------ Data section
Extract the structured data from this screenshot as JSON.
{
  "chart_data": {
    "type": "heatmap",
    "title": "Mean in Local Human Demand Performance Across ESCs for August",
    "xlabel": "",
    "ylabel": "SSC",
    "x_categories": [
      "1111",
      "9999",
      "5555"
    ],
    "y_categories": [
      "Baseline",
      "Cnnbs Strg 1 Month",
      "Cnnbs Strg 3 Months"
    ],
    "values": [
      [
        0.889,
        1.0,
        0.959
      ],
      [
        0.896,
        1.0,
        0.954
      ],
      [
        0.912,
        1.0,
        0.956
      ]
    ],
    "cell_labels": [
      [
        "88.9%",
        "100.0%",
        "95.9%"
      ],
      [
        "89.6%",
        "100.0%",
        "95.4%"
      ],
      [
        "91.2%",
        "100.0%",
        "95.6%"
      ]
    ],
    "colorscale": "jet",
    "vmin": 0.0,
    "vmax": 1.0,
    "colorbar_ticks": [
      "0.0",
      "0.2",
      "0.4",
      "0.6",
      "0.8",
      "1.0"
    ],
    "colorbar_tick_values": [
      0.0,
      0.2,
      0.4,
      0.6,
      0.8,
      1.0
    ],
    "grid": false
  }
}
------------
Exercise task:
All of the data above should be transcribed exactly.

Result of the exercise:
Extract the structured data from this screenshot as JSON.
{
  "chart_data": {
    "type": "heatmap",
    "title": "Mean in Local Human Demand Performance Across ESCs for August",
    "xlabel": "",
    "ylabel": "SSC",
    "x_categories": [
      "1111",
      "9999",
      "5555"
    ],
    "y_categories": [
      "Baseline",
      "Cnnbs Strg 1 Month",
      "Cnnbs Strg 3 Months"
    ],
    "values": [
      [
        0.889,
        1.0,
        0.959
      ],
      [
        0.896,
        1.0,
        0.954
      ],
      [
        0.912,
        1.0,
        0.956
      ]
    ],
    "cell_labels": [
      [
        "88.9%",
        "100.0%",
        "95.9%"
      ],
      [
        "89.6%",
        "100.0%",
        "95.4%"
      ],
      [
        "91.2%",
        "100.0%",
        "95.6%"
      ]
    ],
    "colorscale": "jet",
    "vmin": 0.0,
    "vmax": 1.0,
    "colorbar_ticks": [
      "0.0",
      "0.2",
      "0.4",
      "0.6",
      "0.8",
      "1.0"
    ],
    "colorbar_tick_values": [
      0.0,
      0.2,
      0.4,
      0.6,
      0.8,
      1.0
    ],
    "grid": false
  }
}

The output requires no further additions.